WRITTEN PROBLEM:
Reproduce all of the listing below without alteration.

** begin **

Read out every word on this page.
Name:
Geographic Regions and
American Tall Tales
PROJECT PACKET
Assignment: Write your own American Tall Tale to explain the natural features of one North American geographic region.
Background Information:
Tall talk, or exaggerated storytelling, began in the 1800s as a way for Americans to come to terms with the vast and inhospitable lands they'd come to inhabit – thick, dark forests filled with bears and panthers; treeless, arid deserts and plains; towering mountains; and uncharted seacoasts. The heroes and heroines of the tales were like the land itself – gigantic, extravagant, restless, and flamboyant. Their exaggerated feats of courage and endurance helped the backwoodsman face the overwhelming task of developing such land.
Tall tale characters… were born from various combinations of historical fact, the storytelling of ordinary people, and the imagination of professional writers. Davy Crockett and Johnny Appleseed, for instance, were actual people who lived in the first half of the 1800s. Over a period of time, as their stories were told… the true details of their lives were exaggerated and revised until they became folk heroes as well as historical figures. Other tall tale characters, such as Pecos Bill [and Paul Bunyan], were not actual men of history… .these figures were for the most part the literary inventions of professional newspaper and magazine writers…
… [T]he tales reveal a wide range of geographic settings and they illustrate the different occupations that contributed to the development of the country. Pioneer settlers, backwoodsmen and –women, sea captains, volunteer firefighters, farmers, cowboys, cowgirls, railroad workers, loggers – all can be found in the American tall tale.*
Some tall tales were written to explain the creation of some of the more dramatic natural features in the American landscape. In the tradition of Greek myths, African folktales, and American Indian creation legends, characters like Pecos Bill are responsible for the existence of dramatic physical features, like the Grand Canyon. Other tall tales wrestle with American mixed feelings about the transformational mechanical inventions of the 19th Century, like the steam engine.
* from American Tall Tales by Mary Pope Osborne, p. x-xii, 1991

** end **

OUTPUT FOR THIS EXERCISE:
Read out every word on this page.
Name:
Geographic Regions and
American Tall Tales
PROJECT PACKET
Assignment: Write your own American Tall Tale to explain the natural features of one North American geographic region.
Background Information:
Tall talk, or exaggerated storytelling, began in the 1800s as a way for Americans to come to terms with the vast and inhospitable lands they'd come to inhabit – thick, dark forests filled with bears and panthers; treeless, arid deserts and plains; towering mountains; and uncharted seacoasts. The heroes and heroines of the tales were like the land itself – gigantic, extravagant, restless, and flamboyant. Their exaggerated feats of courage and endurance helped the backwoodsman face the overwhelming task of developing such land.
Tall tale characters… were born from various combinations of historical fact, the storytelling of ordinary people, and the imagination of professional writers. Davy Crockett and Johnny Appleseed, for instance, were actual people who lived in the first half of the 1800s. Over a period of time, as their stories were told… the true details of their lives were exaggerated and revised until they became folk heroes as well as historical figures. Other tall tale characters, such as Pecos Bill [and Paul Bunyan], were not actual men of history… .these figures were for the most part the literary inventions of professional newspaper and magazine writers…
… [T]he tales reveal a wide range of geographic settings and they illustrate the different occupations that contributed to the development of the country. Pioneer settlers, backwoodsmen and –women, sea captains, volunteer firefighters, farmers, cowboys, cowgirls, railroad workers, loggers – all can be found in the American tall tale.*
Some tall tales were written to explain the creation of some of the more dramatic natural features in the American landscape. In the tradition of Greek myths, African folktales, and American Indian creation legends, characters like Pecos Bill are responsible for the existence of dramatic physical features, like the Grand Canyon. Other tall tales wrestle with American mixed feelings about the transformational mechanical inventions of the 19th Century, like the steam engine.
* from American Tall Tales by Mary Pope Osborne, p. x-xii, 1991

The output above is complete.